[BEGIN Dataset]

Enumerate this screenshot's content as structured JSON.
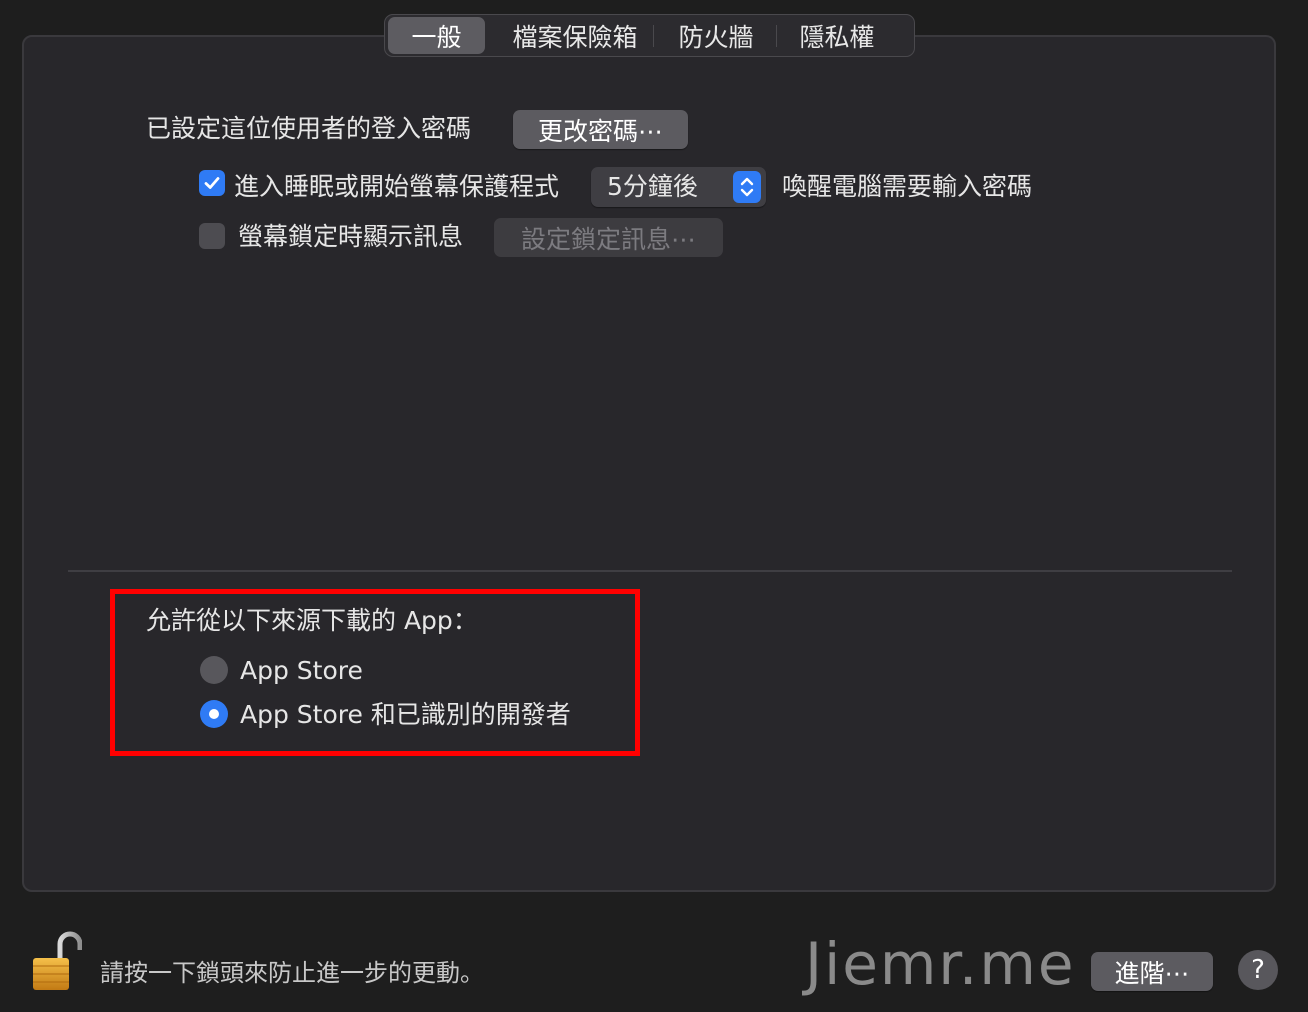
{
  "tabs": [
    {
      "label": "一般",
      "selected": true
    },
    {
      "label": "檔案保險箱",
      "selected": false
    },
    {
      "label": "防火牆",
      "selected": false
    },
    {
      "label": "隱私權",
      "selected": false
    }
  ],
  "general": {
    "password_set_label": "已設定這位使用者的登入密碼",
    "change_password_button": "更改密碼⋯",
    "require_password": {
      "checked": true,
      "label": "進入睡眠或開始螢幕保護程式",
      "delay_value": "5分鐘後",
      "suffix_label": "喚醒電腦需要輸入密碼"
    },
    "lock_message": {
      "checked": false,
      "label": "螢幕鎖定時顯示訊息",
      "button": "設定鎖定訊息⋯"
    }
  },
  "downloads": {
    "heading": "允許從以下來源下載的 App：",
    "options": [
      {
        "label": "App Store",
        "selected": false
      },
      {
        "label": "App Store 和已識別的開發者",
        "selected": true
      }
    ]
  },
  "footer": {
    "lock_hint": "請按一下鎖頭來防止進一步的更動。",
    "watermark": "Jiemr.me",
    "advanced_button": "進階⋯",
    "help_label": "?"
  },
  "colors": {
    "accent": "#2f7bf5",
    "highlight": "#ff0000"
  }
}
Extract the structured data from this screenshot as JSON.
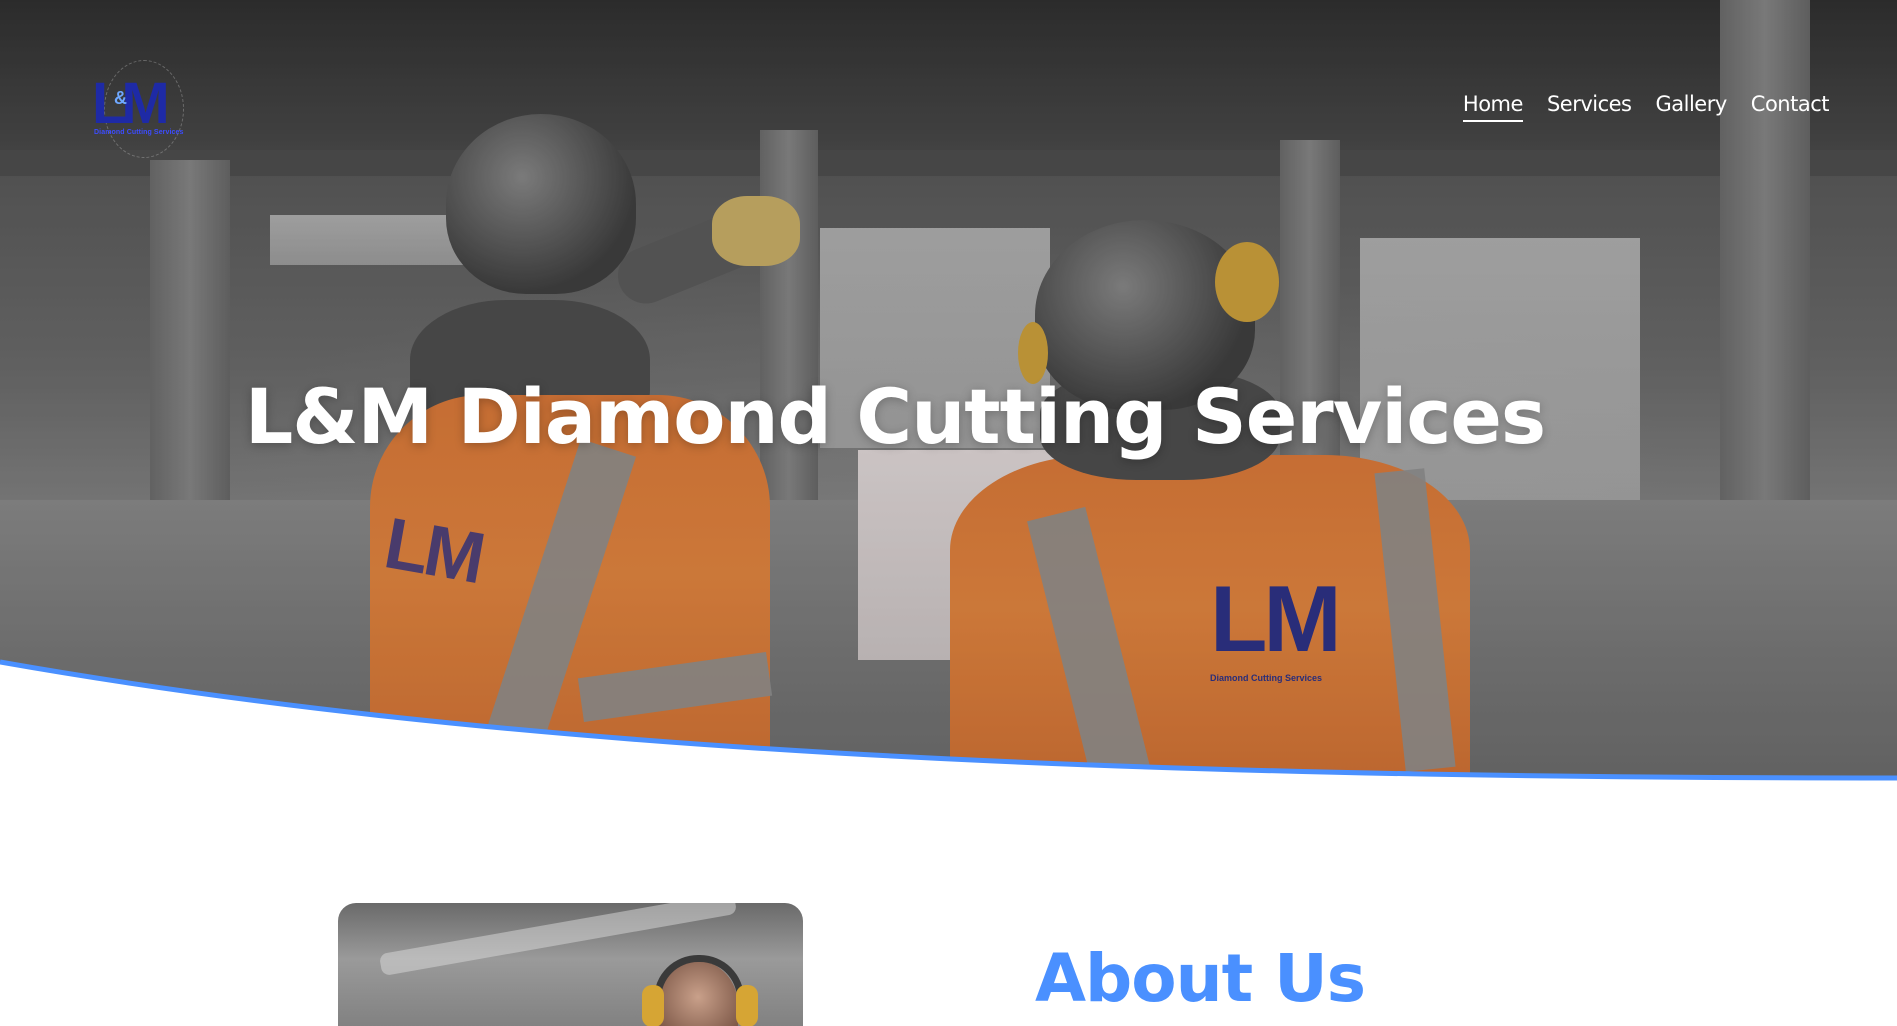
{
  "brand": {
    "logo_letters": "LM",
    "logo_amp": "&",
    "logo_tagline": "Diamond Cutting Services"
  },
  "nav": {
    "items": [
      {
        "label": "Home",
        "active": true
      },
      {
        "label": "Services",
        "active": false
      },
      {
        "label": "Gallery",
        "active": false
      },
      {
        "label": "Contact",
        "active": false
      }
    ]
  },
  "hero": {
    "title": "L&M Diamond Cutting Services"
  },
  "about": {
    "title": "About Us"
  },
  "colors": {
    "accent": "#4a90ff",
    "logo_blue": "#1e2aa6",
    "nav_text": "#ffffff"
  }
}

[END Dataset]

What is expected:
How many lines of the data hold the string "structured"? Reply with the number alone.

Result:
2